> WHAT THIS TASK INVOLVES: Which lines run from the one containing "Output the text content of this document." to the end of the entries below? Retype exactly those, both ends included.

+++ RECORDS PROVIDED +++

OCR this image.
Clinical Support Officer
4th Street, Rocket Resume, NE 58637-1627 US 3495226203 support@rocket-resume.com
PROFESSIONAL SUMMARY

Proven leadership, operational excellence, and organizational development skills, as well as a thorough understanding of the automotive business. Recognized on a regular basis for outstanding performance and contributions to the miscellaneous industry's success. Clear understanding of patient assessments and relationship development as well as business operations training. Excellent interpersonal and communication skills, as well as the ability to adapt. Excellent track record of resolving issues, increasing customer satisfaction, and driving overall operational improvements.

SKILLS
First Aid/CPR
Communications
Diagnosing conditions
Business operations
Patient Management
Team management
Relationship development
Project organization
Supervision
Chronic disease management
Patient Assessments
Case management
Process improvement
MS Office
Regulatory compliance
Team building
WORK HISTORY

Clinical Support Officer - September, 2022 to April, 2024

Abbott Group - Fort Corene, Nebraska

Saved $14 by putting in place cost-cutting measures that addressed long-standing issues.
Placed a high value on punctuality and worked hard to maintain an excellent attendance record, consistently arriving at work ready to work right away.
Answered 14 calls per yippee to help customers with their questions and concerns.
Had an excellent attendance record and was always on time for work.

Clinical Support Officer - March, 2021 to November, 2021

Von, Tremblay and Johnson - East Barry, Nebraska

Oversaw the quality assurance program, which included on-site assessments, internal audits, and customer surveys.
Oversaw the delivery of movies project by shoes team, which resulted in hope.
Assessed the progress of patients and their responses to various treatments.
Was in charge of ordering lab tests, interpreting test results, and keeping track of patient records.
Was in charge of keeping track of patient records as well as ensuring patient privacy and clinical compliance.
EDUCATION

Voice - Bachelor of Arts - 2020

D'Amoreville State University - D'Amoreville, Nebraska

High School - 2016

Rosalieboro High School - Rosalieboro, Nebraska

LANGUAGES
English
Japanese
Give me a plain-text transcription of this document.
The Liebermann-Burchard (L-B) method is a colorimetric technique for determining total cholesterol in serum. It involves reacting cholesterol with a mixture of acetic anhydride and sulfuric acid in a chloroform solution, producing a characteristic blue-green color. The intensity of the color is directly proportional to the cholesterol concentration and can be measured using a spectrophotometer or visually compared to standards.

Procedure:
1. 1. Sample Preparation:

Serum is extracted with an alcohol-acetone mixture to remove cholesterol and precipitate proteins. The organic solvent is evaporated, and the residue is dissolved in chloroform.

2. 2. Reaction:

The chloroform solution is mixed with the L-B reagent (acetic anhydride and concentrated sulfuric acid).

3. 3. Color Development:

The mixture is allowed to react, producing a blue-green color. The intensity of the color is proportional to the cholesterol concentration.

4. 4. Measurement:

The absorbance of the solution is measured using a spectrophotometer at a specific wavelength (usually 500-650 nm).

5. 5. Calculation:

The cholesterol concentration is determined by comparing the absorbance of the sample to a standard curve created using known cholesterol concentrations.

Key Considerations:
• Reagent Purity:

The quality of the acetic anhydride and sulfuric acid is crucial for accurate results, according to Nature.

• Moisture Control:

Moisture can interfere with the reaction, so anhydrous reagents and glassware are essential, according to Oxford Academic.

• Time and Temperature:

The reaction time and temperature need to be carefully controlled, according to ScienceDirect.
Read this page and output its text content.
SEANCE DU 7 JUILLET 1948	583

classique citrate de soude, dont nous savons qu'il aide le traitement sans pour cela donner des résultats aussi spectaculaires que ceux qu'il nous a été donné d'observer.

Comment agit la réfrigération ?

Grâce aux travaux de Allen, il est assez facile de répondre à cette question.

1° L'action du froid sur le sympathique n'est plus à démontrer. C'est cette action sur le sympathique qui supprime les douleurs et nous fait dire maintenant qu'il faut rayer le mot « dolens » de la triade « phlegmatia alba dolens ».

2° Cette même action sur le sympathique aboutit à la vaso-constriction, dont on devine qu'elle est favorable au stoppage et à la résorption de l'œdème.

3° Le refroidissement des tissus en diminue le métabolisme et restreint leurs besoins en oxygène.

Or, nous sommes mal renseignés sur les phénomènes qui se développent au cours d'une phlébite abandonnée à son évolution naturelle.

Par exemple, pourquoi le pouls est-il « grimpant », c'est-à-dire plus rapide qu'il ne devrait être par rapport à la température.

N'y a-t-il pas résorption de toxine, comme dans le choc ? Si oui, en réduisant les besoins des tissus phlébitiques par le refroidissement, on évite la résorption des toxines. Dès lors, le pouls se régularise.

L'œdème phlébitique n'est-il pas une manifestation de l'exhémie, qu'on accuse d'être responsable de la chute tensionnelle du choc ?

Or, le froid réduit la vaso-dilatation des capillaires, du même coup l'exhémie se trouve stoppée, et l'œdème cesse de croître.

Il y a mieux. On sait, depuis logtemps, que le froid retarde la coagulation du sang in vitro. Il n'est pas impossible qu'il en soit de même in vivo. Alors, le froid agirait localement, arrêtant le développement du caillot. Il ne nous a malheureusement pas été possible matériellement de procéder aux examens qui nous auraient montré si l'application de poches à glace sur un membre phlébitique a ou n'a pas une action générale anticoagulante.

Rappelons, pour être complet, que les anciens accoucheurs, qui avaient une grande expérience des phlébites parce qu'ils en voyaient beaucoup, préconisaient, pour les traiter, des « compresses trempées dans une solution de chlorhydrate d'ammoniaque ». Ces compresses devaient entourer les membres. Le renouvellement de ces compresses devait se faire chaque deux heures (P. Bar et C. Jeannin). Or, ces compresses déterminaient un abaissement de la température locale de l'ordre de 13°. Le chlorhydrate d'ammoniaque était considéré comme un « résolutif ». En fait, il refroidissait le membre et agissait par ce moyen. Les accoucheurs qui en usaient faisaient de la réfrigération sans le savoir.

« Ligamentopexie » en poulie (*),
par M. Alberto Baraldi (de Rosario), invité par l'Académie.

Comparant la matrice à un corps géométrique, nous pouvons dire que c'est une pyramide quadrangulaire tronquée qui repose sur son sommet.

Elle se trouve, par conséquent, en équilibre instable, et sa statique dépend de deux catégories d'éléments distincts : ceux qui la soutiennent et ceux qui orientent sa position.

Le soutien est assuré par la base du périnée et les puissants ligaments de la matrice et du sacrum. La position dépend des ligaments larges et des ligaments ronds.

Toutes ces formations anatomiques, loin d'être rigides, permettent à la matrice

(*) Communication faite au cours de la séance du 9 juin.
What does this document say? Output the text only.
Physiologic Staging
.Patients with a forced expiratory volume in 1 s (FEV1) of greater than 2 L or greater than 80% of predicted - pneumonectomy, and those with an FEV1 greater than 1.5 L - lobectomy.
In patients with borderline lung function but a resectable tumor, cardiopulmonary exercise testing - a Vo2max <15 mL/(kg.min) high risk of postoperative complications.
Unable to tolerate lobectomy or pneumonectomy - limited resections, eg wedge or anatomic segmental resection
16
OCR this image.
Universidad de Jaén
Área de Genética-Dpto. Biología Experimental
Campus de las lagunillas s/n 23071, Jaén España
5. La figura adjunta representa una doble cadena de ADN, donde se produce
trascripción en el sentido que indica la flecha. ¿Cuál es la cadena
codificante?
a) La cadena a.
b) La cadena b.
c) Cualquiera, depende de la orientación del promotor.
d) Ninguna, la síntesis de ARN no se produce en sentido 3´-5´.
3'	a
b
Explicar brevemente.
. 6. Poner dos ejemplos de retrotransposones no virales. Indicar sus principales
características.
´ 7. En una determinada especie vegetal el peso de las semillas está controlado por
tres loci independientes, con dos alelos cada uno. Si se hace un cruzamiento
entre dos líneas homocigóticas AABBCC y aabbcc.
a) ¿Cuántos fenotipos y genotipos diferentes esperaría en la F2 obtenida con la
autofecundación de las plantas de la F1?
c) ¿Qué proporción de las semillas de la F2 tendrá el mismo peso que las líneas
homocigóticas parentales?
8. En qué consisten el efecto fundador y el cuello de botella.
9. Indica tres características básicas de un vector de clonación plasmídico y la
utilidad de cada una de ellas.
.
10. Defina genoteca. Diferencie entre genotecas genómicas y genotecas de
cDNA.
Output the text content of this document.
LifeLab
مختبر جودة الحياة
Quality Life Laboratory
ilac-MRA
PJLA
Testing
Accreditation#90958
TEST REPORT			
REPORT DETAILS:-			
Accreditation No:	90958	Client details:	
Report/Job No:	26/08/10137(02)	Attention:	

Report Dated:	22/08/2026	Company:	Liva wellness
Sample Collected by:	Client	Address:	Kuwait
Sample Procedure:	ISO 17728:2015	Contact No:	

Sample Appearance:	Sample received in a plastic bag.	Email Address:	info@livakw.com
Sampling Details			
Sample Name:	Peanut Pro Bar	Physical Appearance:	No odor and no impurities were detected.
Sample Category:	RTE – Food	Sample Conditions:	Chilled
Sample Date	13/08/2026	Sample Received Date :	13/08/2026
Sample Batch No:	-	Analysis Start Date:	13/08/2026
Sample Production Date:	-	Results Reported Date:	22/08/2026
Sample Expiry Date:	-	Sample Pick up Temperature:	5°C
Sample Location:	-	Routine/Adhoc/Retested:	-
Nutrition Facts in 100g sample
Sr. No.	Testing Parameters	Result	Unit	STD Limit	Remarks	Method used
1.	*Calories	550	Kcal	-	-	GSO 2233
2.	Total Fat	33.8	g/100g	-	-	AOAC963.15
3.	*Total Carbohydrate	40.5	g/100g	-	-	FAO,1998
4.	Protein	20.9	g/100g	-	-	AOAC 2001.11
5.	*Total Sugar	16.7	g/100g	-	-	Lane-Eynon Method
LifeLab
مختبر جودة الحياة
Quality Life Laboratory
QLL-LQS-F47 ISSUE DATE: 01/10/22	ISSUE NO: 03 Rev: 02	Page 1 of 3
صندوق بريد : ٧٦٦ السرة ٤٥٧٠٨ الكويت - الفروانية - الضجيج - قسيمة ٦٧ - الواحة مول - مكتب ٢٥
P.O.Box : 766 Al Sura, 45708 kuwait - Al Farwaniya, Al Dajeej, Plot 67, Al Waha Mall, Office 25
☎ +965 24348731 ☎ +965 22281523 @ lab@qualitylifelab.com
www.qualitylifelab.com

+++

> ANSWER BELOW:
Output the text content of this document.
LifeLab
مختبر جودة الحياة
Quality Life Laboratory
ilac-MRA
PJLA
Testing
Accreditation#90958
TEST REPORT			
REPORT DETAILS:-			
Accreditation No:	90958	Client details:	
Report/Job No:	26/08/10137(02)	Attention:	

Report Dated:	22/08/2026	Company:	Liva wellness
Sample Collected by:	Client	Address:	Kuwait
Sample Procedure:	ISO 17728:2015	Contact No:	

Sample Appearance:	Sample received in a plastic bag.	Email Address:	info@livakw.com
Sampling Details			
Sample Name:	Peanut Pro Bar	Physical Appearance:	No odor and no impurities were detected.
Sample Category:	RTE – Food	Sample Conditions:	Chilled
Sample Date	13/08/2026	Sample Received Date :	13/08/2026
Sample Batch No:	-	Analysis Start Date:	13/08/2026
Sample Production Date:	-	Results Reported Date:	22/08/2026
Sample Expiry Date:	-	Sample Pick up Temperature:	5°C
Sample Location:	-	Routine/Adhoc/Retested:	-
Nutrition Facts in 100g sample
Sr. No.	Testing Parameters	Result	Unit	STD Limit	Remarks	Method used
1.	*Calories	550	Kcal	-	-	GSO 2233
2.	Total Fat	33.8	g/100g	-	-	AOAC963.15
3.	*Total Carbohydrate	40.5	g/100g	-	-	FAO,1998
4.	Protein	20.9	g/100g	-	-	AOAC 2001.11
5.	*Total Sugar	16.7	g/100g	-	-	Lane-Eynon Method
LifeLab
مختبر جودة الحياة
Quality Life Laboratory
QLL-LQS-F47 ISSUE DATE: 01/10/22	ISSUE NO: 03 Rev: 02	Page 1 of 3
صندوق بريد : ٧٦٦ السرة ٤٥٧٠٨ الكويت - الفروانية - الضجيج - قسيمة ٦٧ - الواحة مول - مكتب ٢٥
P.O.Box : 766 Al Sura, 45708 kuwait - Al Farwaniya, Al Dajeej, Plot 67, Al Waha Mall, Office 25
☎ +965 24348731 ☎ +965 22281523 @ lab@qualitylifelab.com
www.qualitylifelab.com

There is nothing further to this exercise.